What you need to do:
Every line below that mentions the word "color" should be copied out.

Record excerpts:
****************
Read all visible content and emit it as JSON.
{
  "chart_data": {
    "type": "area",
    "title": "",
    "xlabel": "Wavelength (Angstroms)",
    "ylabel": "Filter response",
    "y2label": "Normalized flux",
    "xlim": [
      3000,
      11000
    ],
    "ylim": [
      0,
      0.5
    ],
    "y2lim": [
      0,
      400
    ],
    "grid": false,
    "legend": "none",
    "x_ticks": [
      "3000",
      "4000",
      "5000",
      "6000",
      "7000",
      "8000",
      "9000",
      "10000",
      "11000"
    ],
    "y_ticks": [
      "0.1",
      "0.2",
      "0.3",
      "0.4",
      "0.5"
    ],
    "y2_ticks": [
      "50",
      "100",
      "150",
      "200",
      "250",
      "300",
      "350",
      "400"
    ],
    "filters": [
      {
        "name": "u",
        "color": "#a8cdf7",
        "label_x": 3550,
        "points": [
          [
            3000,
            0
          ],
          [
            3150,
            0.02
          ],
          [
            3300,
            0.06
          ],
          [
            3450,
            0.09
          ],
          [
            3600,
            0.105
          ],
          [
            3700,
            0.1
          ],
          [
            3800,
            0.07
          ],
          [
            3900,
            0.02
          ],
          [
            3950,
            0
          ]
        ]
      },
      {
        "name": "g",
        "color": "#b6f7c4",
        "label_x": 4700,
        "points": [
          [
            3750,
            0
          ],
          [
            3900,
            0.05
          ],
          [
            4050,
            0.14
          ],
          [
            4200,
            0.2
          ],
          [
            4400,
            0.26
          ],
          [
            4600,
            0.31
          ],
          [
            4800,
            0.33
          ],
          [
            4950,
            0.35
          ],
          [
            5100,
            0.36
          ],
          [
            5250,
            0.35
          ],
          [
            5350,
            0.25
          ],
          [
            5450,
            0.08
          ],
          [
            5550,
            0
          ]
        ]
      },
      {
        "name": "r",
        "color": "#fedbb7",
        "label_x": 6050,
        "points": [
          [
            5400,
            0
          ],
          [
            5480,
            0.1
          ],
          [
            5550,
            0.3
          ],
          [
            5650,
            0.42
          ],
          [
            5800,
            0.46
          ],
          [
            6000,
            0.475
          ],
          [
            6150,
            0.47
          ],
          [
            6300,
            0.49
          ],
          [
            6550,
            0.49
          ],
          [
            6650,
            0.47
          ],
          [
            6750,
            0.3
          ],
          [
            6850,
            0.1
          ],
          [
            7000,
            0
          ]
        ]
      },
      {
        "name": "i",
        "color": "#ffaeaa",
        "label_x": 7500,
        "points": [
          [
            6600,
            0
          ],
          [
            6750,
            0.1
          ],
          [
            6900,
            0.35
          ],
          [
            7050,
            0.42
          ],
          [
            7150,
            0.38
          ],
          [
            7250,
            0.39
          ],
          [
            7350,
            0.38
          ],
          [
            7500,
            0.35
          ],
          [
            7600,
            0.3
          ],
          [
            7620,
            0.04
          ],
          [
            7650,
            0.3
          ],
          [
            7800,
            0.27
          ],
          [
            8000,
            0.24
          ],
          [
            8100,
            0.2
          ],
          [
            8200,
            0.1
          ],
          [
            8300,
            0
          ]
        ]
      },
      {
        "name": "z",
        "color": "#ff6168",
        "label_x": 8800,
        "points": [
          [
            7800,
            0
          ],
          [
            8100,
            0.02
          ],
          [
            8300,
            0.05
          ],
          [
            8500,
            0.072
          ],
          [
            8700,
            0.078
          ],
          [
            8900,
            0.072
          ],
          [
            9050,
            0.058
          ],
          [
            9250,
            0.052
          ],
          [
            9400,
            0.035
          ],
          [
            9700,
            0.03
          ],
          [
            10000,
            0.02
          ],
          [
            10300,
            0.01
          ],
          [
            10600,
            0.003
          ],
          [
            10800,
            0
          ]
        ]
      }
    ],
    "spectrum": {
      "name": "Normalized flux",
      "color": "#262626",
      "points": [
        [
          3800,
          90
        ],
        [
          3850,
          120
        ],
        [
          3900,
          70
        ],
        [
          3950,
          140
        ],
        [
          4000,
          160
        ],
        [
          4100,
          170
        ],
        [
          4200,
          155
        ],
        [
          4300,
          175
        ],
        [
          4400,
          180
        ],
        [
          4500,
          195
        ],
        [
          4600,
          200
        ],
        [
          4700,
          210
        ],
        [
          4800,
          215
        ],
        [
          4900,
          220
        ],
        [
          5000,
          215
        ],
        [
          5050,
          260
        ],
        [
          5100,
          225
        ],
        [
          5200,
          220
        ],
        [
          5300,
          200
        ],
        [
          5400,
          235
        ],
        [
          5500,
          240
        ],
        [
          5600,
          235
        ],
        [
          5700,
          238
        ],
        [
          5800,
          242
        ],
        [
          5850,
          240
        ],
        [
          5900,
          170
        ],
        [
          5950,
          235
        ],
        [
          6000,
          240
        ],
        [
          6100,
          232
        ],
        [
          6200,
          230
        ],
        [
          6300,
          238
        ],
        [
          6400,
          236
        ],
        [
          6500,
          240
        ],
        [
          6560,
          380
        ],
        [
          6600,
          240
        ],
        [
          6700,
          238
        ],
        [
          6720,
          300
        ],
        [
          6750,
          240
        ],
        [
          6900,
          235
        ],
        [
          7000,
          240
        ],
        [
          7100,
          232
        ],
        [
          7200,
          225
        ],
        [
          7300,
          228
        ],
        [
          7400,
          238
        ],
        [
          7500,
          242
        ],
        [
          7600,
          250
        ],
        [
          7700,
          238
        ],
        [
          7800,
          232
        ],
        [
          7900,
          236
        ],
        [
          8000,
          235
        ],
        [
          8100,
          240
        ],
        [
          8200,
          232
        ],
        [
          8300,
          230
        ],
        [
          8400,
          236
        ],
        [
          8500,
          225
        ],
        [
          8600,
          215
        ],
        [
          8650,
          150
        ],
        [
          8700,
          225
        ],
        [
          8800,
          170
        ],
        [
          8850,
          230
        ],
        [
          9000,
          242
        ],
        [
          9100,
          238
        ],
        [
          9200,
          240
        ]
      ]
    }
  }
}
****************
Exercise result:
        "color": "#a8cdf7",
        "color": "#b6f7c4",
        "color": "#fedbb7",
        "color": "#ffaeaa",
        "color": "#ff6168",
      "color": "#262626",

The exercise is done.